*** SUPPLIED DATA ***

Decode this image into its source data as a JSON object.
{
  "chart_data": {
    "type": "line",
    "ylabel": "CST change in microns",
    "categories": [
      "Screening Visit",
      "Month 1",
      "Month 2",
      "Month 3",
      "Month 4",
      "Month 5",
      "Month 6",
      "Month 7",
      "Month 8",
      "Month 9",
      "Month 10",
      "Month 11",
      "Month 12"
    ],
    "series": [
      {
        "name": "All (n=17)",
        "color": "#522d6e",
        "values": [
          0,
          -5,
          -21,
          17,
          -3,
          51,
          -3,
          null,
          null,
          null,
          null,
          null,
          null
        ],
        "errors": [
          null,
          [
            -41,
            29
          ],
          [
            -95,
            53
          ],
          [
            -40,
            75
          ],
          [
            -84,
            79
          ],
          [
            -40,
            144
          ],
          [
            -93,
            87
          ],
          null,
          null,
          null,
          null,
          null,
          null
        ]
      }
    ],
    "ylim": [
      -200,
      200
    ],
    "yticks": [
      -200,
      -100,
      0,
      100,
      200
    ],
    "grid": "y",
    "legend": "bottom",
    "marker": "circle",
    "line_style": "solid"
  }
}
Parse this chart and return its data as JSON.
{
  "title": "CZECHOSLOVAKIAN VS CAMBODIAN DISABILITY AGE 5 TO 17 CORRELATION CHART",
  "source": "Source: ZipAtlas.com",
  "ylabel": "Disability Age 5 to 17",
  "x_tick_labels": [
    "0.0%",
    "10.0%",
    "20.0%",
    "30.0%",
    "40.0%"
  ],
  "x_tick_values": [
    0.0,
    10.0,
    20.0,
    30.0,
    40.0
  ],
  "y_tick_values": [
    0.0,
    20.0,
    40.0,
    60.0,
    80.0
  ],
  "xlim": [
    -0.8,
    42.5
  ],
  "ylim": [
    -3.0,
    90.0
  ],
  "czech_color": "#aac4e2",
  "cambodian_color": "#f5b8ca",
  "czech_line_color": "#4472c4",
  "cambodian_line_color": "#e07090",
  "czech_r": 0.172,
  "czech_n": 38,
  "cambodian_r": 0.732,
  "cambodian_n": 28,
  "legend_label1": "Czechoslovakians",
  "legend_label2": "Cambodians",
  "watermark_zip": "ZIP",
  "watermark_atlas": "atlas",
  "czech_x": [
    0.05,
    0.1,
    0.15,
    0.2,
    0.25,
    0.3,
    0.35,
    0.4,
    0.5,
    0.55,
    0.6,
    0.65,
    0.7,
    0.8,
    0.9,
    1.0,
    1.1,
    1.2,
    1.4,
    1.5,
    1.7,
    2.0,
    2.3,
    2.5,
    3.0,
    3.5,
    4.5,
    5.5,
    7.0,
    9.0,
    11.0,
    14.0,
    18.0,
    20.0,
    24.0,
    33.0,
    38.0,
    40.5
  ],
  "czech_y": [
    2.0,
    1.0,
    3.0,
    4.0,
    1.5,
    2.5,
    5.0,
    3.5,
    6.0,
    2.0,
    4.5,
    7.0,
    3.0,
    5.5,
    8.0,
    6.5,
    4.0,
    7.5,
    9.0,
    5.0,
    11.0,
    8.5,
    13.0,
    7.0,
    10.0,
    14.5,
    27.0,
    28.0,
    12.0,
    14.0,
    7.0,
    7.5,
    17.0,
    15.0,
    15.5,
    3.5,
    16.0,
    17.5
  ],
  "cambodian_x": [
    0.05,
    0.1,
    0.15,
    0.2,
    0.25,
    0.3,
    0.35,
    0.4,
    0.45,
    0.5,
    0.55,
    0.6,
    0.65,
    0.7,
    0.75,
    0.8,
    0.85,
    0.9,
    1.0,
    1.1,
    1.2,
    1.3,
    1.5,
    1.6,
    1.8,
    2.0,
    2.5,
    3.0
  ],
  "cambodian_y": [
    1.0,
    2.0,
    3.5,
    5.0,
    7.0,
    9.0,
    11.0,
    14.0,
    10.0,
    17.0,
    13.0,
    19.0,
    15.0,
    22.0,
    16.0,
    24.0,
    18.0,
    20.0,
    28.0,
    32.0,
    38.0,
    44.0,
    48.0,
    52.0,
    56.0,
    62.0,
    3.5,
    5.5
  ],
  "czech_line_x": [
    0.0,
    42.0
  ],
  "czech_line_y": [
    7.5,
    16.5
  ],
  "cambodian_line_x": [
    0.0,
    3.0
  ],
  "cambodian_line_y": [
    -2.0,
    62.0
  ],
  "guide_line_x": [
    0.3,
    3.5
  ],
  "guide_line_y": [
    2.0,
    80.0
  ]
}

***

:: PROMPT ::
Return all of the data exactly as it reads.

:: THE COMPLETED TASK ::
Decode this image into its source data as a JSON object.
{
  "chart_data": {
    "type": "line",
    "ylabel": "CST change in microns",
    "categories": [
      "Screening Visit",
      "Month 1",
      "Month 2",
      "Month 3",
      "Month 4",
      "Month 5",
      "Month 6",
      "Month 7",
      "Month 8",
      "Month 9",
      "Month 10",
      "Month 11",
      "Month 12"
    ],
    "series": [
      {
        "name": "All (n=17)",
        "color": "#522d6e",
        "values": [
          0,
          -5,
          -21,
          17,
          -3,
          51,
          -3,
          null,
          null,
          null,
          null,
          null,
          null
        ],
        "errors": [
          null,
          [
            -41,
            29
          ],
          [
            -95,
            53
          ],
          [
            -40,
            75
          ],
          [
            -84,
            79
          ],
          [
            -40,
            144
          ],
          [
            -93,
            87
          ],
          null,
          null,
          null,
          null,
          null,
          null
        ]
      }
    ],
    "ylim": [
      -200,
      200
    ],
    "yticks": [
      -200,
      -100,
      0,
      100,
      200
    ],
    "grid": "y",
    "legend": "bottom",
    "marker": "circle",
    "line_style": "solid"
  }
}
Parse this chart and return its data as JSON.
{
  "title": "CZECHOSLOVAKIAN VS CAMBODIAN DISABILITY AGE 5 TO 17 CORRELATION CHART",
  "source": "Source: ZipAtlas.com",
  "ylabel": "Disability Age 5 to 17",
  "x_tick_labels": [
    "0.0%",
    "10.0%",
    "20.0%",
    "30.0%",
    "40.0%"
  ],
  "x_tick_values": [
    0.0,
    10.0,
    20.0,
    30.0,
    40.0
  ],
  "y_tick_values": [
    0.0,
    20.0,
    40.0,
    60.0,
    80.0
  ],
  "xlim": [
    -0.8,
    42.5
  ],
  "ylim": [
    -3.0,
    90.0
  ],
  "czech_color": "#aac4e2",
  "cambodian_color": "#f5b8ca",
  "czech_line_color": "#4472c4",
  "cambodian_line_color": "#e07090",
  "czech_r": 0.172,
  "czech_n": 38,
  "cambodian_r": 0.732,
  "cambodian_n": 28,
  "legend_label1": "Czechoslovakians",
  "legend_label2": "Cambodians",
  "watermark_zip": "ZIP",
  "watermark_atlas": "atlas",
  "czech_x": [
    0.05,
    0.1,
    0.15,
    0.2,
    0.25,
    0.3,
    0.35,
    0.4,
    0.5,
    0.55,
    0.6,
    0.65,
    0.7,
    0.8,
    0.9,
    1.0,
    1.1,
    1.2,
    1.4,
    1.5,
    1.7,
    2.0,
    2.3,
    2.5,
    3.0,
    3.5,
    4.5,
    5.5,
    7.0,
    9.0,
    11.0,
    14.0,
    18.0,
    20.0,
    24.0,
    33.0,
    38.0,
    40.5
  ],
  "czech_y": [
    2.0,
    1.0,
    3.0,
    4.0,
    1.5,
    2.5,
    5.0,
    3.5,
    6.0,
    2.0,
    4.5,
    7.0,
    3.0,
    5.5,
    8.0,
    6.5,
    4.0,
    7.5,
    9.0,
    5.0,
    11.0,
    8.5,
    13.0,
    7.0,
    10.0,
    14.5,
    27.0,
    28.0,
    12.0,
    14.0,
    7.0,
    7.5,
    17.0,
    15.0,
    15.5,
    3.5,
    16.0,
    17.5
  ],
  "cambodian_x": [
    0.05,
    0.1,
    0.15,
    0.2,
    0.25,
    0.3,
    0.35,
    0.4,
    0.45,
    0.5,
    0.55,
    0.6,
    0.65,
    0.7,
    0.75,
    0.8,
    0.85,
    0.9,
    1.0,
    1.1,
    1.2,
    1.3,
    1.5,
    1.6,
    1.8,
    2.0,
    2.5,
    3.0
  ],
  "cambodian_y": [
    1.0,
    2.0,
    3.5,
    5.0,
    7.0,
    9.0,
    11.0,
    14.0,
    10.0,
    17.0,
    13.0,
    19.0,
    15.0,
    22.0,
    16.0,
    24.0,
    18.0,
    20.0,
    28.0,
    32.0,
    38.0,
    44.0,
    48.0,
    52.0,
    56.0,
    62.0,
    3.5,
    5.5
  ],
  "czech_line_x": [
    0.0,
    42.0
  ],
  "czech_line_y": [
    7.5,
    16.5
  ],
  "cambodian_line_x": [
    0.0,
    3.0
  ],
  "cambodian_line_y": [
    -2.0,
    62.0
  ],
  "guide_line_x": [
    0.3,
    3.5
  ],
  "guide_line_y": [
    2.0,
    80.0
  ]
}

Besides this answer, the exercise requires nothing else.